_Stated goal_
All entries are to be quoted exactly; the images stay out of the copy.

*** Data extract

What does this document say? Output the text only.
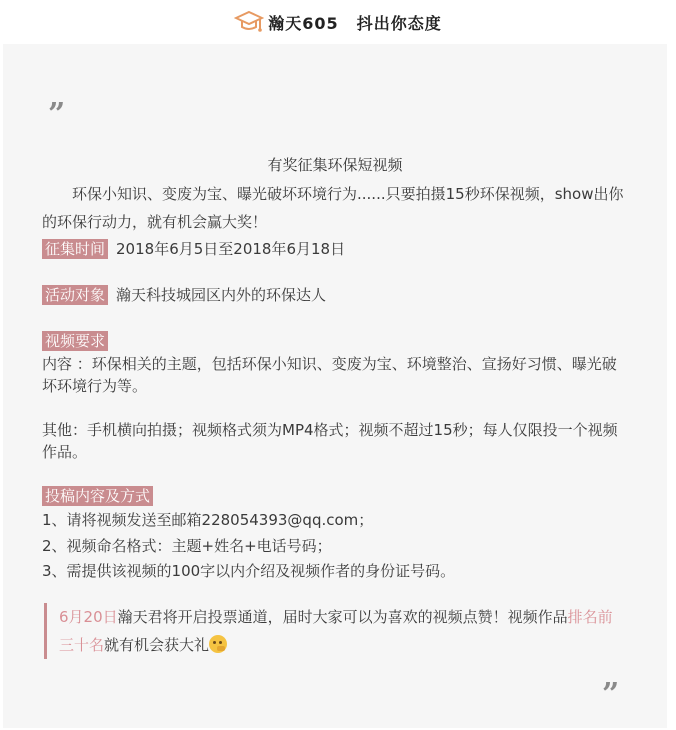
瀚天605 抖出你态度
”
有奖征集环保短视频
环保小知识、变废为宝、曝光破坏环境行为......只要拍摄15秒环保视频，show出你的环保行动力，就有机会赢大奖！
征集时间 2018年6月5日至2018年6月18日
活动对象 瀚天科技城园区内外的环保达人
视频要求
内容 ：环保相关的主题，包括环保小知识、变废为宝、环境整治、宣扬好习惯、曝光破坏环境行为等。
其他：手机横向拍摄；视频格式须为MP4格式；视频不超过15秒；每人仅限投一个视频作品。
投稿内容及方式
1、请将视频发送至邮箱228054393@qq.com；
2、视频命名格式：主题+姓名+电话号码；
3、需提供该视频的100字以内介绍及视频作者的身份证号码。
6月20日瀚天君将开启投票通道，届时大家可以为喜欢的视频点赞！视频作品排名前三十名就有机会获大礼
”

******

_Exercise result_
What does this document say? Output the text only.
瀚天605 抖出你态度
”
有奖征集环保短视频
环保小知识、变废为宝、曝光破坏环境行为......只要拍摄15秒环保视频，show出你的环保行动力，就有机会赢大奖！
征集时间 2018年6月5日至2018年6月18日
活动对象 瀚天科技城园区内外的环保达人
视频要求
内容 ：环保相关的主题，包括环保小知识、变废为宝、环境整治、宣扬好习惯、曝光破坏环境行为等。
其他：手机横向拍摄；视频格式须为MP4格式；视频不超过15秒；每人仅限投一个视频作品。
投稿内容及方式
1、请将视频发送至邮箱228054393@qq.com；
2、视频命名格式：主题+姓名+电话号码；
3、需提供该视频的100字以内介绍及视频作者的身份证号码。
6月20日瀚天君将开启投票通道，届时大家可以为喜欢的视频点赞！视频作品排名前三十名就有机会获大礼
”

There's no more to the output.